INSTRUÇÕES DA TAREFA – Dê continuidade à notícia sobre a transferência de um preso de Guantánamo para um tribunal civil, começando logo após a última frase do texto.

TRECHO SELECIONADO –

============================================================

Ilustração mostra o acusado no tribunal, em Nova York
Foto: Reuters
Os Estados Unidos transferiram na terça-feira pela primeira vez um preso da base de Guantánamo para que seja julgado em um tribunal civil norte-americano, num caso que serve de teste para os planos do presidente Barack Obama para desativar a prisão para suspeitos estrangeiros de terrorismo.
O tanzaniano Ahmed Khalfan Ghailani, preso em Guantánamo desde 2006, declarou-se inocente num tribunal de Manhattan das acusações de conspirar para os atentados de 1998 contra embaixadas norte-americanas na África, que mataram 224 pessoas.
Ele chegou ao tribunal com um macacão azul de presidiário, escoltado por agentes federais, para responder pelas 286 acusações formais, a maioria delas por homicídio, mas também por conspiração com Osama bin Laden e outros membros da Al-Qaeda para matar norte-americanos em qualquer lugar do mundo.
Ordenar a desativação da polêmica prisão de Guantánamo, encravada em Cuba, foi um dos primeiros atos de Obama após sua posse, em janeiro. Mas vários parlamentares, inclusive do Partido Democrata, questionam a conveniência de trazer suspeitos de terrorismo para o território continental dos EUA.

============================================================

Trechos de um conjunto de dados
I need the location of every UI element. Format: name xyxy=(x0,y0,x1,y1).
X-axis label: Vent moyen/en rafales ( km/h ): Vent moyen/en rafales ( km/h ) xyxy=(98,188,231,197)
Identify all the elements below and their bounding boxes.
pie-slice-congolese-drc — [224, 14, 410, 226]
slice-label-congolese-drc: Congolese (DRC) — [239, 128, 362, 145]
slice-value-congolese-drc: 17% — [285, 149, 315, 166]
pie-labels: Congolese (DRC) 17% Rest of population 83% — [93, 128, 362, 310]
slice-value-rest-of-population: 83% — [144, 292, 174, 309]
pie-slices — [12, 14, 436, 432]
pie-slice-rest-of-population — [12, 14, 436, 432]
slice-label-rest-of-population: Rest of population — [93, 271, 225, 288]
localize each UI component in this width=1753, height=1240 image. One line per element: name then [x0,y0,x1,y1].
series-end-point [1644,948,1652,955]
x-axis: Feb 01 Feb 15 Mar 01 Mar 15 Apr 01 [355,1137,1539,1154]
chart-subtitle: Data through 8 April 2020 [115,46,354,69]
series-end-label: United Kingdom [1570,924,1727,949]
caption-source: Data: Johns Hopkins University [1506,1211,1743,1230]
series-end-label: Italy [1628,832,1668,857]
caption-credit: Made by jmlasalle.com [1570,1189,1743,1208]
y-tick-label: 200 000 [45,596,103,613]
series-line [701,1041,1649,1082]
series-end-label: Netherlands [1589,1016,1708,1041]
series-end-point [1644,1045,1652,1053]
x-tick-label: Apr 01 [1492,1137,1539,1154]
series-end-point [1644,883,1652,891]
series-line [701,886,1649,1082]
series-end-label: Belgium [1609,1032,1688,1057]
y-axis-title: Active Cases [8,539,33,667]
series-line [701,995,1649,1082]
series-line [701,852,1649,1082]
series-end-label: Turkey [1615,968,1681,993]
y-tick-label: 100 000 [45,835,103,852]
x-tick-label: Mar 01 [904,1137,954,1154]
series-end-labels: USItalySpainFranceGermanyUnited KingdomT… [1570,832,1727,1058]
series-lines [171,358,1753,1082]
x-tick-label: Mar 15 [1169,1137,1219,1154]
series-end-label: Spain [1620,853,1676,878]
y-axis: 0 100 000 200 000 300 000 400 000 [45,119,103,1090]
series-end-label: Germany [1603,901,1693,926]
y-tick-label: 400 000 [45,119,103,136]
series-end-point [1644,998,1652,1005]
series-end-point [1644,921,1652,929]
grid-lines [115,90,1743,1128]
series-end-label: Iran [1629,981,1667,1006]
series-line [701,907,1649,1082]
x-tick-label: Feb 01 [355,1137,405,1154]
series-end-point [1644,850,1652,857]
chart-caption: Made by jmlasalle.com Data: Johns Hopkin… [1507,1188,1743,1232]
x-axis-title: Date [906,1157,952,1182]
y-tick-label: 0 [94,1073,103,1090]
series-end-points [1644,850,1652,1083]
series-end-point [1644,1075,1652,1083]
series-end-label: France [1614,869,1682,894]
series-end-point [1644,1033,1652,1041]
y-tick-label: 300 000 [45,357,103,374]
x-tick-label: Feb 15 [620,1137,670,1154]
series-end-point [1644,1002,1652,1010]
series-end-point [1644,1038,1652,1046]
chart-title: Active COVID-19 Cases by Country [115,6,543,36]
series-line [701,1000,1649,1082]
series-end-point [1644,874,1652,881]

============================================================

RESPOSTA AO PROBLEMA –
A prisão foi aberta no governo de George W. Bush para abrigar suspeitos de terrorismo detidos depois dos atentados de 11 de setembro de 2001, especialmente na guerra do Afeganistão.
Ghailani é acusado de ajudar na compra de um caminhão e de tanques de oxigênio e acetileno que foram usados no atentado contra a embaixada dos EUA na Tanzânia. Semanas antes da explosão, teria também ajudado a carregar o caminhão-bomba.
Numa audiência em 2007 para determinar se ele se enquadrava na categoria de "combatente inimigo", Ghailani confessou e pediu desculpas por ter fornecido equipamentos usados no atentado da Tanzânia, mas afirmou que não sabia que os produtos teriam essa finalidade, segundo transcrições dos militares.